Directive :: Once the pictures are set aside, transcribe the remaining data exactly.

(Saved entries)

• • • • •

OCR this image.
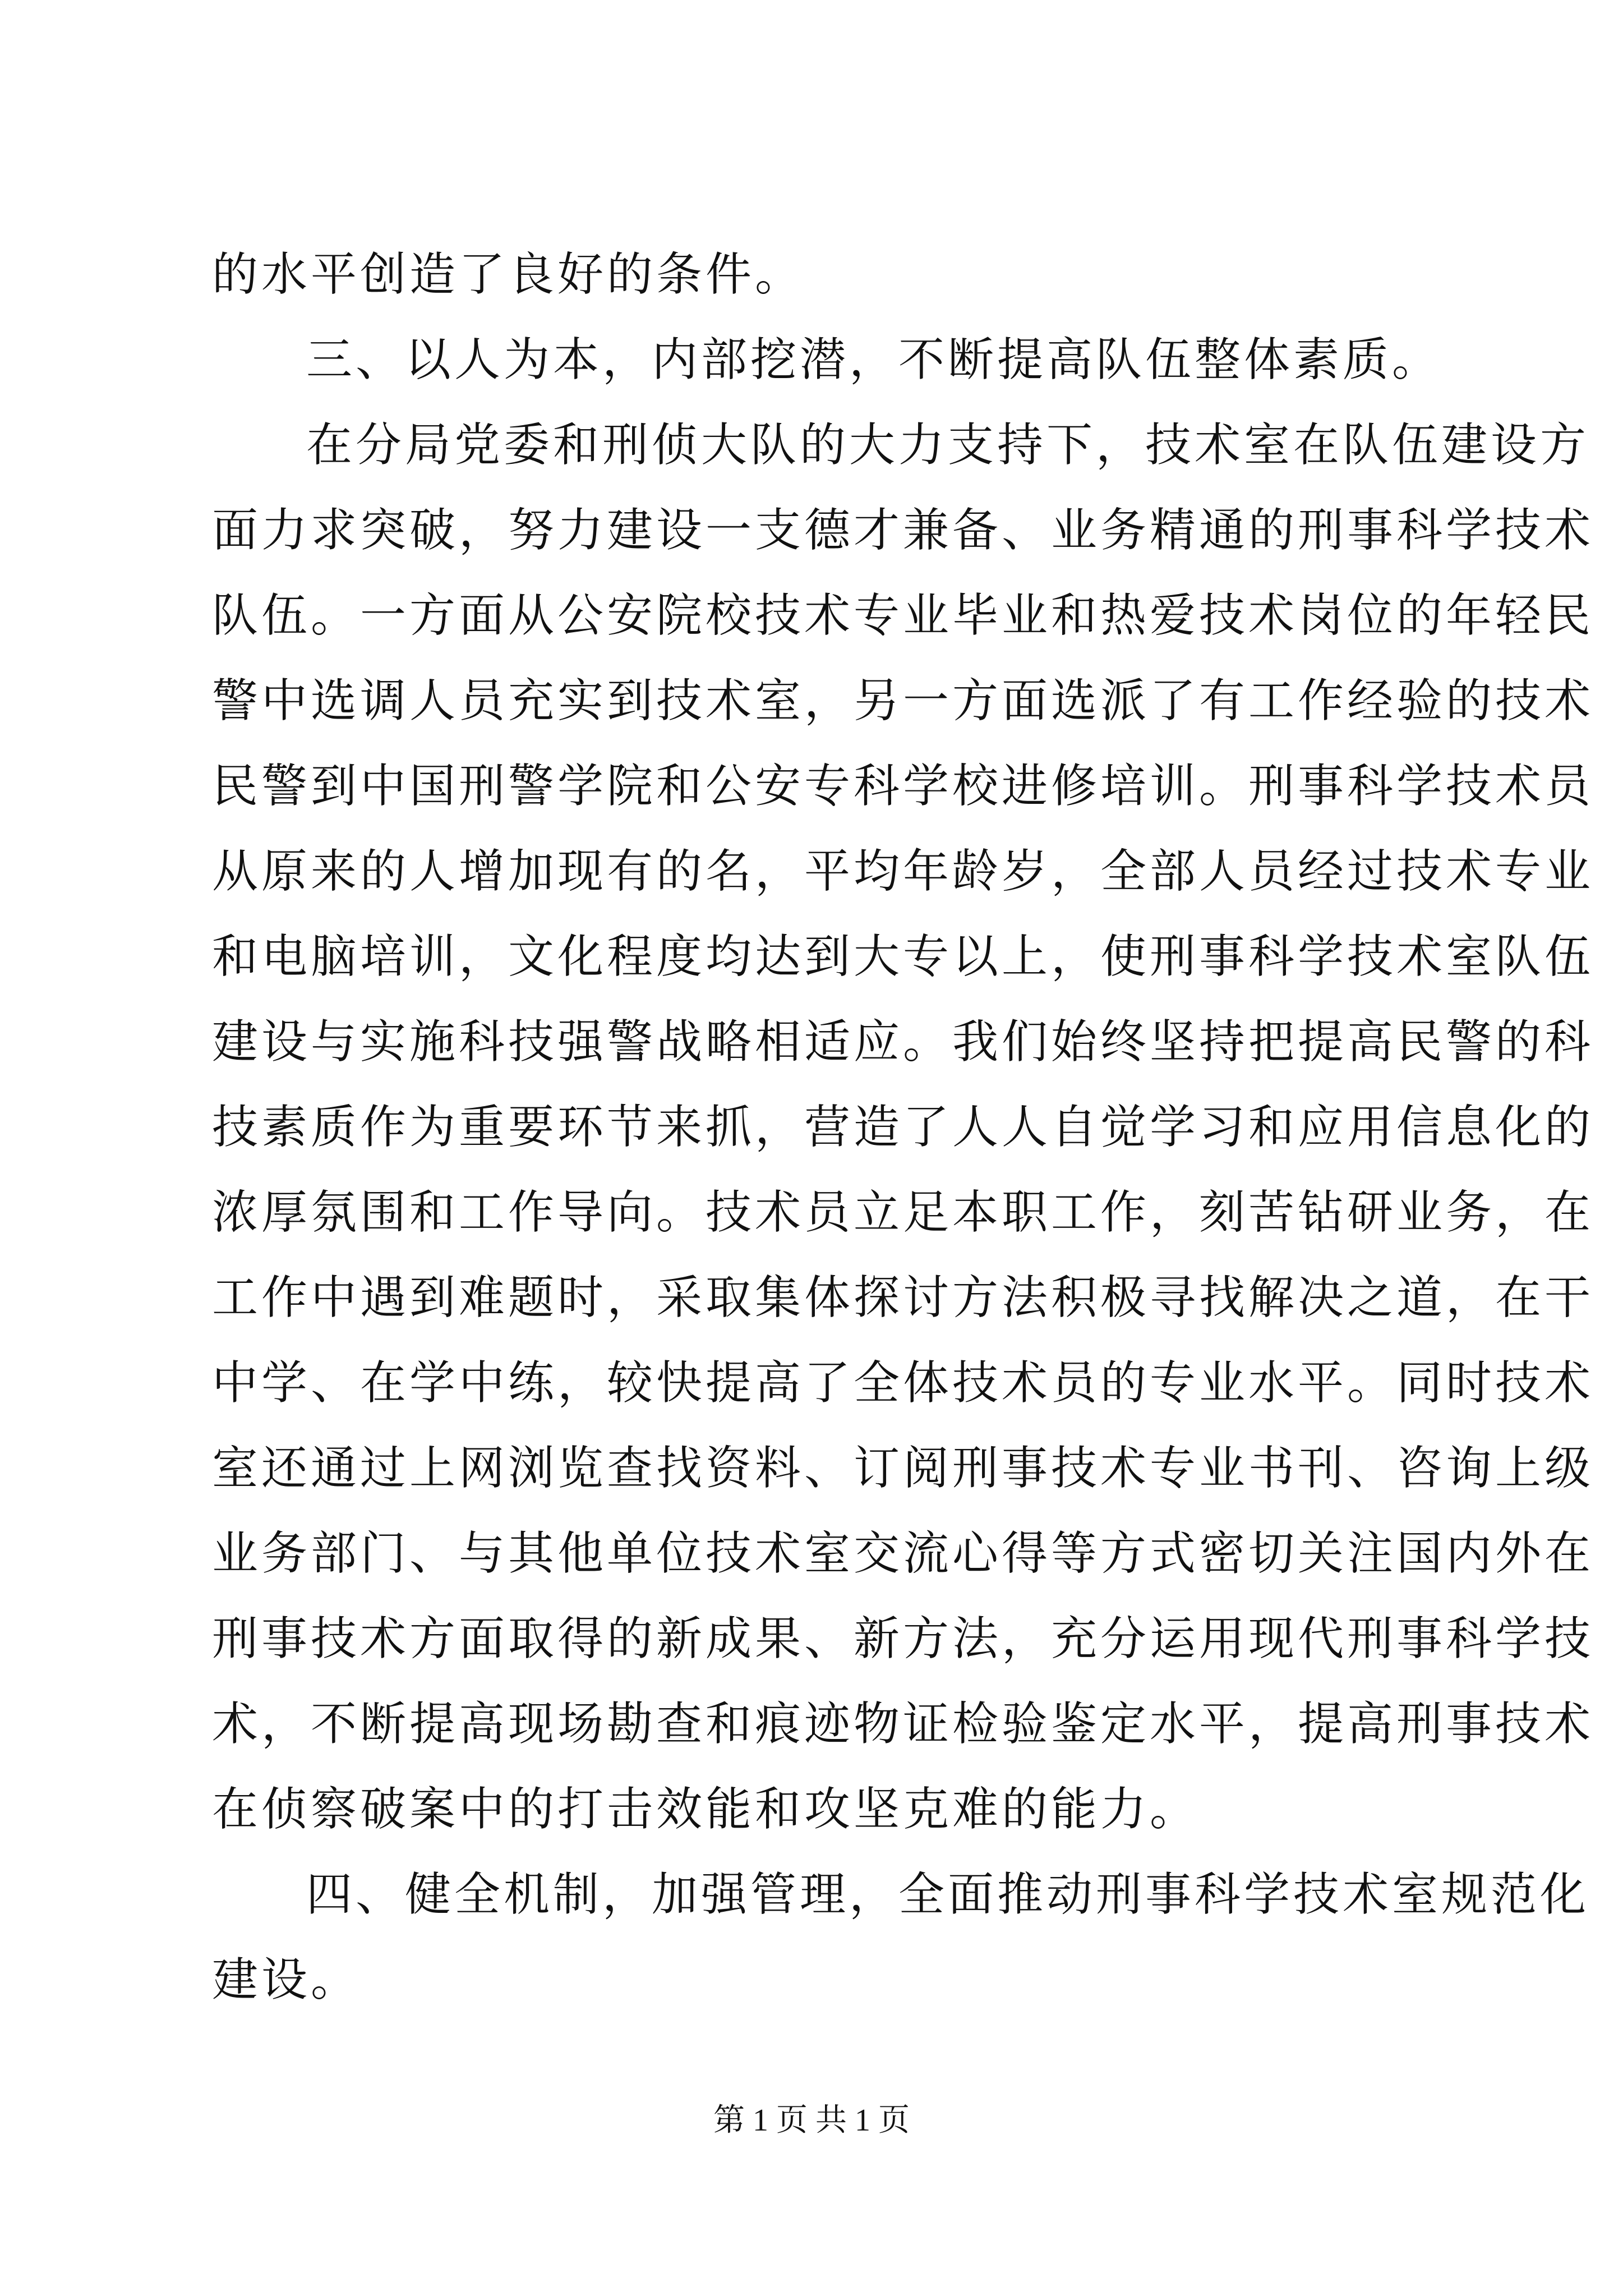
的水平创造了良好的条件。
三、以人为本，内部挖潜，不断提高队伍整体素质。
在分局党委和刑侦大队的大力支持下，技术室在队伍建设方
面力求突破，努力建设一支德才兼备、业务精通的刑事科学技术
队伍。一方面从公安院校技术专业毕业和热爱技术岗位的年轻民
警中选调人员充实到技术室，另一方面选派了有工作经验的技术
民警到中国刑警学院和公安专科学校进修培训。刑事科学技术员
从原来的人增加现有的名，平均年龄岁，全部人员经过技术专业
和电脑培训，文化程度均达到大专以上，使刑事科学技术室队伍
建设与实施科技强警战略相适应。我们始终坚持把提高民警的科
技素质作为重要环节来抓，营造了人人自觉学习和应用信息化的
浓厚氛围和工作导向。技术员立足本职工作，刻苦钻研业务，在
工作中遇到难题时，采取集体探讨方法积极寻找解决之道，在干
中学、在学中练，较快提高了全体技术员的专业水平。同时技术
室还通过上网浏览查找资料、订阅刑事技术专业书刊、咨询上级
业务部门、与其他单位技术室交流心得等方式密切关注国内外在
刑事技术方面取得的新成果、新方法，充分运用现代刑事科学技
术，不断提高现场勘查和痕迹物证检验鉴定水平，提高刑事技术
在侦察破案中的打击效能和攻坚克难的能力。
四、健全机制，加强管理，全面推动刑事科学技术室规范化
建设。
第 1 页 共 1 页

• • • • •

Task response ::
OCR this image.
的水平创造了良好的条件。
三、以人为本，内部挖潜，不断提高队伍整体素质。
在分局党委和刑侦大队的大力支持下，技术室在队伍建设方
面力求突破，努力建设一支德才兼备、业务精通的刑事科学技术
队伍。一方面从公安院校技术专业毕业和热爱技术岗位的年轻民
警中选调人员充实到技术室，另一方面选派了有工作经验的技术
民警到中国刑警学院和公安专科学校进修培训。刑事科学技术员
从原来的人增加现有的名，平均年龄岁，全部人员经过技术专业
和电脑培训，文化程度均达到大专以上，使刑事科学技术室队伍
建设与实施科技强警战略相适应。我们始终坚持把提高民警的科
技素质作为重要环节来抓，营造了人人自觉学习和应用信息化的
浓厚氛围和工作导向。技术员立足本职工作，刻苦钻研业务，在
工作中遇到难题时，采取集体探讨方法积极寻找解决之道，在干
中学、在学中练，较快提高了全体技术员的专业水平。同时技术
室还通过上网浏览查找资料、订阅刑事技术专业书刊、咨询上级
业务部门、与其他单位技术室交流心得等方式密切关注国内外在
刑事技术方面取得的新成果、新方法，充分运用现代刑事科学技
术，不断提高现场勘查和痕迹物证检验鉴定水平，提高刑事技术
在侦察破案中的打击效能和攻坚克难的能力。
四、健全机制，加强管理，全面推动刑事科学技术室规范化
建设。
第 1 页 共 1 页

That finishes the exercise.